Task to carry out: Repeat, exactly and completely, the entries shown underneath.

Begin Data excerpts

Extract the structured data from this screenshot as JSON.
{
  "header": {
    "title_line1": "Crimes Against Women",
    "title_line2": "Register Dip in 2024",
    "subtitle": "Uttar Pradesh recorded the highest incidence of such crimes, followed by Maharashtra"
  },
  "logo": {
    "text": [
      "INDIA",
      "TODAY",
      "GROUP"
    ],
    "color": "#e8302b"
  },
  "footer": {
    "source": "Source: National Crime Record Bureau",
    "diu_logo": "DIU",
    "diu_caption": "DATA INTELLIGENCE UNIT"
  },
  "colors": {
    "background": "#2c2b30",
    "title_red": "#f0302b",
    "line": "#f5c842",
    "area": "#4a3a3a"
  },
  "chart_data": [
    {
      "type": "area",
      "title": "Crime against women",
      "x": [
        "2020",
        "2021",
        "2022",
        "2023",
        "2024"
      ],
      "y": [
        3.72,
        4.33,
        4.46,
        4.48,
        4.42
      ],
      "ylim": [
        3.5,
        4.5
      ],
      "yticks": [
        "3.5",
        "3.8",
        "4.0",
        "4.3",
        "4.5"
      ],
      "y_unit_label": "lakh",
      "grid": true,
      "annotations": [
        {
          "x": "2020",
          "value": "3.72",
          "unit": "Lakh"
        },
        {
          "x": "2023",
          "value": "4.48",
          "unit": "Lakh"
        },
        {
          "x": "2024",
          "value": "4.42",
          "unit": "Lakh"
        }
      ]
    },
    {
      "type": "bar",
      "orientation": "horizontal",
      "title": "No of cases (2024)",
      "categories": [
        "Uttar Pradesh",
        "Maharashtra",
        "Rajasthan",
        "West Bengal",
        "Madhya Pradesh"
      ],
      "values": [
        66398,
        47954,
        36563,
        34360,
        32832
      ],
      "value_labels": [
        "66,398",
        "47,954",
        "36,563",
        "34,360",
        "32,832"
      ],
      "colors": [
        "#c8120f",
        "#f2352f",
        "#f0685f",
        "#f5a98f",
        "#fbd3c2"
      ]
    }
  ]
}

End Data excerpts

Solution:
Extract the structured data from this screenshot as JSON.
{
  "header": {
    "title_line1": "Crimes Against Women",
    "title_line2": "Register Dip in 2024",
    "subtitle": "Uttar Pradesh recorded the highest incidence of such crimes, followed by Maharashtra"
  },
  "logo": {
    "text": [
      "INDIA",
      "TODAY",
      "GROUP"
    ],
    "color": "#e8302b"
  },
  "footer": {
    "source": "Source: National Crime Record Bureau",
    "diu_logo": "DIU",
    "diu_caption": "DATA INTELLIGENCE UNIT"
  },
  "colors": {
    "background": "#2c2b30",
    "title_red": "#f0302b",
    "line": "#f5c842",
    "area": "#4a3a3a"
  },
  "chart_data": [
    {
      "type": "area",
      "title": "Crime against women",
      "x": [
        "2020",
        "2021",
        "2022",
        "2023",
        "2024"
      ],
      "y": [
        3.72,
        4.33,
        4.46,
        4.48,
        4.42
      ],
      "ylim": [
        3.5,
        4.5
      ],
      "yticks": [
        "3.5",
        "3.8",
        "4.0",
        "4.3",
        "4.5"
      ],
      "y_unit_label": "lakh",
      "grid": true,
      "annotations": [
        {
          "x": "2020",
          "value": "3.72",
          "unit": "Lakh"
        },
        {
          "x": "2023",
          "value": "4.48",
          "unit": "Lakh"
        },
        {
          "x": "2024",
          "value": "4.42",
          "unit": "Lakh"
        }
      ]
    },
    {
      "type": "bar",
      "orientation": "horizontal",
      "title": "No of cases (2024)",
      "categories": [
        "Uttar Pradesh",
        "Maharashtra",
        "Rajasthan",
        "West Bengal",
        "Madhya Pradesh"
      ],
      "values": [
        66398,
        47954,
        36563,
        34360,
        32832
      ],
      "value_labels": [
        "66,398",
        "47,954",
        "36,563",
        "34,360",
        "32,832"
      ],
      "colors": [
        "#c8120f",
        "#f2352f",
        "#f0685f",
        "#f5a98f",
        "#fbd3c2"
      ]
    }
  ]
}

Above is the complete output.